* _PROBLEM TO WORK ON_: Every entry must be given again exactly.

* _Dataset rows_:
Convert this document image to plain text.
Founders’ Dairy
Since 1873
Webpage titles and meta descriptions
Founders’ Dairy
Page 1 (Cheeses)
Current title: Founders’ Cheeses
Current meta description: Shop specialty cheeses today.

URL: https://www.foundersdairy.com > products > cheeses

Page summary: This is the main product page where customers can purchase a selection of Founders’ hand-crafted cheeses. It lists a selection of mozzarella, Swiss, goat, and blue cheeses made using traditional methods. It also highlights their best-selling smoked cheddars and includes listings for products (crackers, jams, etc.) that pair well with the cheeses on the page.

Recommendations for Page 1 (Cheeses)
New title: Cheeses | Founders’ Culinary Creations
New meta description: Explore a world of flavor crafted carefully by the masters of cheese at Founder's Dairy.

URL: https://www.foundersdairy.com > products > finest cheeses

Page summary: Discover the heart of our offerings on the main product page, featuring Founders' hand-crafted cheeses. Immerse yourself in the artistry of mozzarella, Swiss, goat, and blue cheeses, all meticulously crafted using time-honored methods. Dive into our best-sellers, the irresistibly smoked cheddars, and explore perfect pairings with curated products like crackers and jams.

* _FINAL ANSWER_:
Convert this document image to plain text.
Founders’ Dairy
Since 1873
Webpage titles and meta descriptions
Founders’ Dairy
Page 1 (Cheeses)
Current title: Founders’ Cheeses
Current meta description: Shop specialty cheeses today.

URL: https://www.foundersdairy.com > products > cheeses

Page summary: This is the main product page where customers can purchase a selection of Founders’ hand-crafted cheeses. It lists a selection of mozzarella, Swiss, goat, and blue cheeses made using traditional methods. It also highlights their best-selling smoked cheddars and includes listings for products (crackers, jams, etc.) that pair well with the cheeses on the page.

Recommendations for Page 1 (Cheeses)
New title: Cheeses | Founders’ Culinary Creations
New meta description: Explore a world of flavor crafted carefully by the masters of cheese at Founder's Dairy.

URL: https://www.foundersdairy.com > products > finest cheeses

Page summary: Discover the heart of our offerings on the main product page, featuring Founders' hand-crafted cheeses. Immerse yourself in the artistry of mozzarella, Swiss, goat, and blue cheeses, all meticulously crafted using time-honored methods. Dive into our best-sellers, the irresistibly smoked cheddars, and explore perfect pairings with curated products like crackers and jams.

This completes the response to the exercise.